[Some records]
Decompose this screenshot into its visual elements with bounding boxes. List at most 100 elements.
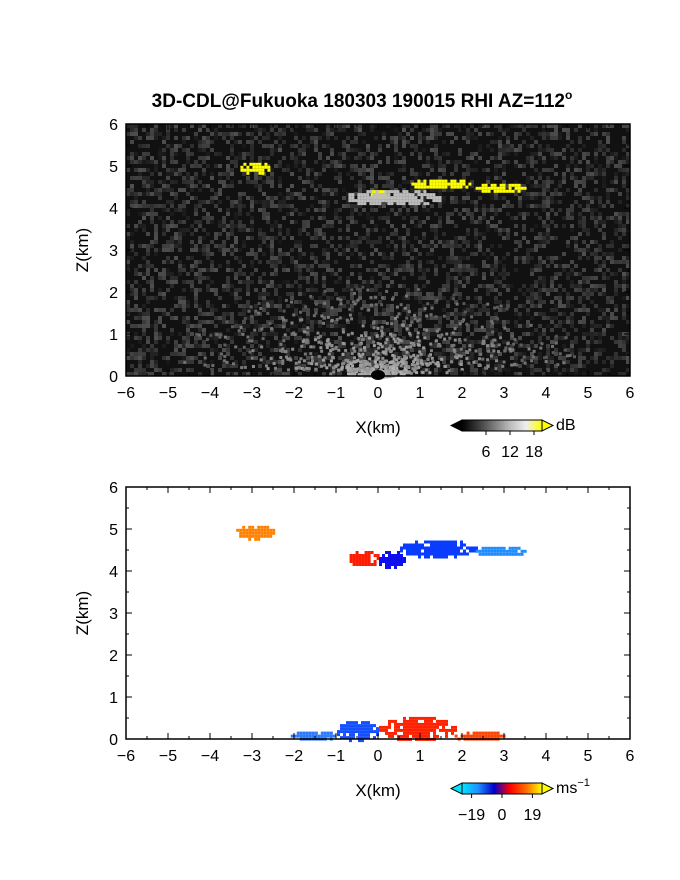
- noise-pixel: [578, 248, 582, 252]
- noise-pixel: [146, 244, 150, 248]
- ground-echo-pixel: [230, 325, 234, 329]
- ground-echo-pixel: [295, 366, 299, 370]
- noise-pixel: [450, 372, 454, 376]
- noise-pixel: [486, 312, 490, 316]
- noise-pixel: [394, 268, 398, 272]
- noise-pixel: [546, 216, 550, 220]
- noise-pixel: [430, 260, 434, 264]
- noise-pixel: [538, 260, 542, 264]
- noise-pixel: [550, 236, 554, 240]
- noise-pixel: [458, 284, 462, 288]
- noise-pixel: [202, 320, 206, 324]
- noise-pixel: [130, 372, 134, 376]
- noise-pixel: [162, 208, 166, 212]
- noise-pixel: [542, 192, 546, 196]
- noise-pixel: [474, 328, 478, 332]
- echo-pixel: [260, 531, 264, 535]
- noise-pixel: [474, 220, 478, 224]
- x-tick-label: 6: [626, 385, 635, 402]
- noise-pixel: [590, 164, 594, 168]
- noise-pixel: [206, 144, 210, 148]
- ground-echo-pixel: [299, 310, 303, 314]
- echo-pixel: [361, 560, 365, 563]
- echo-pixel: [385, 557, 388, 560]
- noise-pixel: [554, 288, 558, 292]
- noise-pixel: [486, 360, 490, 364]
- noise-pixel: [614, 304, 618, 308]
- noise-pixel: [438, 192, 442, 196]
- ground-echo-pixel: [484, 335, 488, 339]
- noise-pixel: [502, 256, 506, 260]
- noise-pixel: [602, 232, 606, 236]
- echo-feature: [348, 190, 442, 206]
- noise-pixel: [218, 344, 222, 348]
- noise-pixel: [162, 156, 166, 160]
- ground-echo-pixel: [294, 361, 298, 365]
- ground-echo-pixel: [374, 303, 378, 307]
- noise-pixel: [230, 124, 234, 128]
- ground-echo-pixel: [394, 371, 398, 375]
- echo-pixel: [475, 186, 479, 190]
- noise-pixel: [594, 196, 598, 200]
- noise-pixel: [126, 336, 130, 340]
- ground-echo-pixel: [380, 334, 384, 338]
- noise-pixel: [202, 156, 206, 160]
- noise-pixel: [170, 352, 174, 356]
- noise-pixel: [438, 128, 442, 132]
- ground-echo-pixel: [457, 338, 461, 342]
- noise-pixel: [278, 180, 282, 184]
- noise-pixel: [518, 352, 522, 356]
- noise-pixel: [318, 360, 322, 364]
- noise-pixel: [430, 188, 434, 192]
- noise-pixel: [622, 272, 626, 276]
- noise-pixel: [374, 208, 378, 212]
- noise-pixel: [370, 340, 374, 344]
- noise-pixel: [342, 164, 346, 168]
- noise-pixel: [622, 232, 626, 236]
- noise-pixel: [322, 332, 326, 336]
- noise-pixel: [266, 332, 270, 336]
- noise-pixel: [614, 260, 618, 264]
- echo-pixel: [421, 552, 424, 556]
- noise-pixel: [498, 272, 502, 276]
- noise-pixel: [578, 136, 582, 140]
- ground-echo-pixel: [303, 330, 307, 334]
- noise-pixel: [522, 332, 526, 336]
- noise-pixel: [162, 308, 166, 312]
- noise-pixel: [474, 236, 478, 240]
- noise-pixel: [506, 300, 510, 304]
- noise-pixel: [462, 352, 466, 356]
- noise-pixel: [270, 280, 274, 284]
- ground-echo-pixel: [401, 361, 405, 365]
- noise-pixel: [222, 248, 226, 252]
- noise-pixel: [142, 152, 146, 156]
- noise-pixel: [474, 296, 478, 300]
- noise-pixel: [526, 296, 530, 300]
- noise-pixel: [174, 340, 178, 344]
- noise-pixel: [270, 360, 274, 364]
- noise-pixel: [262, 216, 266, 220]
- noise-pixel: [554, 364, 558, 368]
- noise-pixel: [430, 168, 434, 172]
- noise-pixel: [330, 164, 334, 168]
- noise-pixel: [622, 308, 626, 312]
- ground-echo-pixel: [430, 356, 434, 360]
- noise-pixel: [594, 216, 598, 220]
- echo-pixel: [469, 549, 472, 553]
- noise-pixel: [390, 240, 394, 244]
- ground-echo-pixel: [359, 355, 363, 359]
- ground-echo-pixel: [329, 359, 333, 363]
- echo-pixel: [408, 202, 412, 206]
- noise-pixel: [330, 244, 334, 248]
- noise-pixel: [402, 336, 406, 340]
- ground-echo-pixel: [385, 321, 389, 325]
- noise-pixel: [194, 248, 198, 252]
- noise-pixel: [286, 336, 290, 340]
- noise-pixel: [430, 240, 434, 244]
- noise-pixel: [298, 212, 302, 216]
- echo-pixel: [363, 199, 367, 203]
- noise-pixel: [194, 228, 198, 232]
- echo-pixel: [451, 540, 454, 544]
- noise-pixel: [466, 336, 470, 340]
- noise-pixel: [430, 128, 434, 132]
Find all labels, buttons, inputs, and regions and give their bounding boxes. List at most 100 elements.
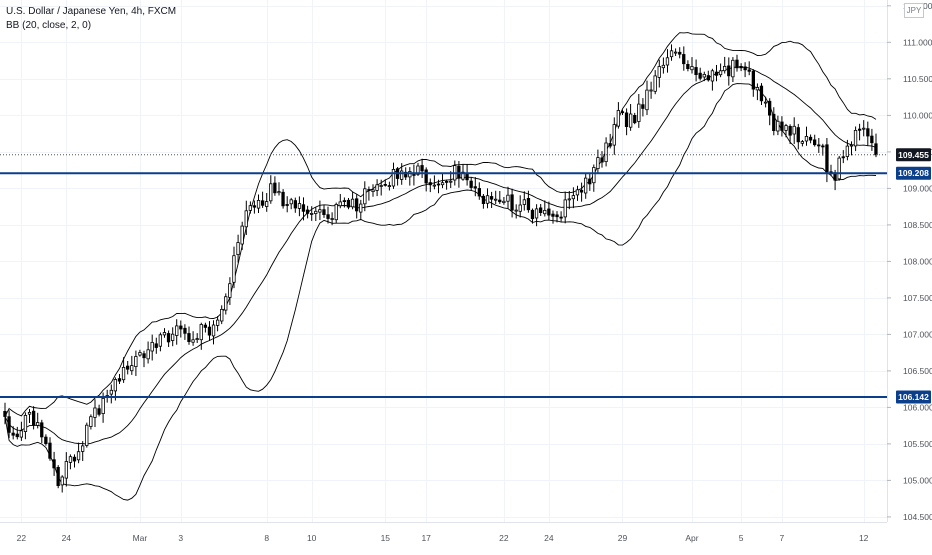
candle-body xyxy=(139,353,142,356)
y-tick-label: 109.000 xyxy=(903,183,932,193)
candle-body xyxy=(384,184,387,185)
candle-body xyxy=(282,192,285,206)
candle-body xyxy=(143,354,146,358)
candle-body xyxy=(760,86,763,101)
currency-label[interactable]: JPY xyxy=(904,3,924,18)
candle-body xyxy=(670,51,673,57)
candle-body xyxy=(605,143,608,162)
candle-body xyxy=(225,297,228,310)
x-tick-label: 22 xyxy=(17,533,27,543)
y-tick-label: 106.500 xyxy=(903,366,932,376)
candle-body xyxy=(90,417,93,427)
candle-body xyxy=(736,60,739,68)
candle-body xyxy=(756,88,759,90)
candle-body xyxy=(478,189,481,197)
candle-body xyxy=(135,357,138,367)
candle-body xyxy=(875,144,878,155)
candle xyxy=(282,189,285,209)
price-tag-label: 106.142 xyxy=(898,392,929,402)
candle-body xyxy=(294,201,297,208)
candle-body xyxy=(204,325,207,327)
candle-body xyxy=(433,185,436,186)
candle-body xyxy=(793,126,796,134)
candle-body xyxy=(437,184,440,185)
candle-body xyxy=(523,200,526,205)
candle-body xyxy=(642,105,645,109)
candle-body xyxy=(257,200,260,208)
candle-body xyxy=(323,210,326,215)
x-tick-label: 24 xyxy=(62,533,72,543)
candle-body xyxy=(625,113,628,127)
candle-body xyxy=(564,200,567,217)
y-tick-label: 108.000 xyxy=(903,256,932,266)
candle-body xyxy=(184,328,187,333)
candle-body xyxy=(789,126,792,135)
candle-body xyxy=(131,366,134,371)
y-tick-label: 108.500 xyxy=(903,220,932,230)
candle-body xyxy=(278,192,281,193)
x-tick-label: 7 xyxy=(780,533,785,543)
candle-body xyxy=(114,380,117,391)
candle-body xyxy=(691,67,694,70)
candle-body xyxy=(544,210,547,213)
candle-body xyxy=(560,217,563,218)
candle-body xyxy=(16,434,19,437)
candle-body xyxy=(597,158,600,169)
x-tick-label: 12 xyxy=(859,533,869,543)
y-tick-label: 104.500 xyxy=(903,512,932,522)
candle-body xyxy=(867,129,870,136)
y-tick-label: 111.000 xyxy=(903,37,932,47)
x-tick-label: 10 xyxy=(307,533,317,543)
candle-body xyxy=(425,170,428,183)
y-tick-label: 110.500 xyxy=(903,74,932,84)
candle-body xyxy=(507,195,510,201)
candle-body xyxy=(12,433,15,435)
x-tick-label: 29 xyxy=(618,533,628,543)
candle-body xyxy=(110,390,113,394)
candle-body xyxy=(20,431,23,437)
candle-body xyxy=(98,409,101,415)
candle-body xyxy=(343,201,346,202)
candle-body xyxy=(372,190,375,192)
price-tag-label: 109.208 xyxy=(898,168,929,178)
candle-body xyxy=(613,125,616,146)
candle-body xyxy=(539,208,542,213)
candle-body xyxy=(650,90,653,91)
candle-body xyxy=(818,145,821,146)
candle-body xyxy=(768,101,771,115)
candle xyxy=(57,465,60,488)
candle-body xyxy=(568,199,571,200)
candle-body xyxy=(298,204,301,209)
candle-body xyxy=(511,195,514,210)
x-tick-label: Apr xyxy=(685,533,698,543)
candle-body xyxy=(535,209,538,218)
candle-body xyxy=(515,210,518,211)
candle-body xyxy=(249,206,252,211)
candle-body xyxy=(617,111,620,127)
candle-body xyxy=(188,334,191,342)
candle-body xyxy=(654,76,657,91)
candle-body xyxy=(335,204,338,219)
candle-body xyxy=(315,211,318,213)
candle-body xyxy=(364,189,367,204)
candle-body xyxy=(723,66,726,70)
candle-body xyxy=(674,52,677,53)
candle-body xyxy=(8,417,11,433)
candle-body xyxy=(421,166,424,171)
candle-body xyxy=(233,256,236,283)
candle-body xyxy=(548,209,551,215)
candle-body xyxy=(858,129,861,130)
candle-body xyxy=(699,73,702,78)
candle-body xyxy=(53,460,56,468)
candle-body xyxy=(429,183,432,185)
candle-body xyxy=(662,65,665,67)
candle-body xyxy=(241,226,244,244)
candle-body xyxy=(94,408,97,417)
y-tick-label: 105.000 xyxy=(903,475,932,485)
candle-body xyxy=(327,215,330,219)
x-tick-label: 17 xyxy=(421,533,431,543)
candle-body xyxy=(81,446,84,452)
candle-body xyxy=(503,201,506,202)
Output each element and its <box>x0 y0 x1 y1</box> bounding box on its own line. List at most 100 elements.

Required task.
Transcribe the lines between the one containing "candle-body xyxy=(139,353,142,356)" and the one containing "candle-body xyxy=(135,357,138,367)", inclusive, without changing them.

Expected answer.
candle-body xyxy=(139,353,142,356)
y-tick-label: 109.000 xyxy=(903,183,932,193)
candle-body xyxy=(384,184,387,185)
candle-body xyxy=(282,192,285,206)
candle-body xyxy=(143,354,146,358)
candle-body xyxy=(760,86,763,101)
currency-label[interactable]: JPY xyxy=(904,3,924,18)
candle-body xyxy=(670,51,673,57)
candle-body xyxy=(605,143,608,162)
candle-body xyxy=(225,297,228,310)
x-tick-label: 22 xyxy=(17,533,27,543)
y-tick-label: 106.500 xyxy=(903,366,932,376)
candle-body xyxy=(90,417,93,427)
candle-body xyxy=(736,60,739,68)
candle-body xyxy=(756,88,759,90)
candle-body xyxy=(478,189,481,197)
candle-body xyxy=(135,357,138,367)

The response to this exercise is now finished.